TASK:
What follows is a listing. Return every line of it exactly.

___ PROVIDED MATERIAL ___

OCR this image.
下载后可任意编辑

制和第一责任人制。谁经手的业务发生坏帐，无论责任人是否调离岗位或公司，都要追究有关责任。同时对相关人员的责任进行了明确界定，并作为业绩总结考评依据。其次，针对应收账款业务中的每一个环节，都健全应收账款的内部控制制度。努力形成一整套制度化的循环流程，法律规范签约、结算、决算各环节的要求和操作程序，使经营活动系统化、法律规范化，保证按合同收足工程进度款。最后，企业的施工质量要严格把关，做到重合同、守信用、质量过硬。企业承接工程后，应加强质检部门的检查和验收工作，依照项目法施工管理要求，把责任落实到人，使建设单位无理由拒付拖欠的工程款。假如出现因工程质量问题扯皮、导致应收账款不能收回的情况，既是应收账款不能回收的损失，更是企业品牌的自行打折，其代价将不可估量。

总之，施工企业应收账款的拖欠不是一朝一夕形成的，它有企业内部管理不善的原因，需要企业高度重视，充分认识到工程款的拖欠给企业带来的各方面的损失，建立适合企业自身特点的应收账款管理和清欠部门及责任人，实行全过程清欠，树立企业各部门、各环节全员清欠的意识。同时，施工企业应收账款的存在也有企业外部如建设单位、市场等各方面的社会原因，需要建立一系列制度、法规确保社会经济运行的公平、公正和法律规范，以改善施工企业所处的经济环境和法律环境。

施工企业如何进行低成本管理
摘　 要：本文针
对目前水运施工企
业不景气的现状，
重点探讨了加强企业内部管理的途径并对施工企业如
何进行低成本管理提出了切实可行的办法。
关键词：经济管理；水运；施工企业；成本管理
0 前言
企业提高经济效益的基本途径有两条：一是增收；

___

TASK SOLUTION:
OCR this image.
下载后可任意编辑

制和第一责任人制。谁经手的业务发生坏帐，无论责任人是否调离岗位或公司，都要追究有关责任。同时对相关人员的责任进行了明确界定，并作为业绩总结考评依据。其次，针对应收账款业务中的每一个环节，都健全应收账款的内部控制制度。努力形成一整套制度化的循环流程，法律规范签约、结算、决算各环节的要求和操作程序，使经营活动系统化、法律规范化，保证按合同收足工程进度款。最后，企业的施工质量要严格把关，做到重合同、守信用、质量过硬。企业承接工程后，应加强质检部门的检查和验收工作，依照项目法施工管理要求，把责任落实到人，使建设单位无理由拒付拖欠的工程款。假如出现因工程质量问题扯皮、导致应收账款不能收回的情况，既是应收账款不能回收的损失，更是企业品牌的自行打折，其代价将不可估量。

总之，施工企业应收账款的拖欠不是一朝一夕形成的，它有企业内部管理不善的原因，需要企业高度重视，充分认识到工程款的拖欠给企业带来的各方面的损失，建立适合企业自身特点的应收账款管理和清欠部门及责任人，实行全过程清欠，树立企业各部门、各环节全员清欠的意识。同时，施工企业应收账款的存在也有企业外部如建设单位、市场等各方面的社会原因，需要建立一系列制度、法规确保社会经济运行的公平、公正和法律规范，以改善施工企业所处的经济环境和法律环境。

施工企业如何进行低成本管理
摘　 要：本文针
对目前水运施工企
业不景气的现状，
重点探讨了加强企业内部管理的途径并对施工企业如
何进行低成本管理提出了切实可行的办法。
关键词：经济管理；水运；施工企业；成本管理
0 前言
企业提高经济效益的基本途径有两条：一是增收；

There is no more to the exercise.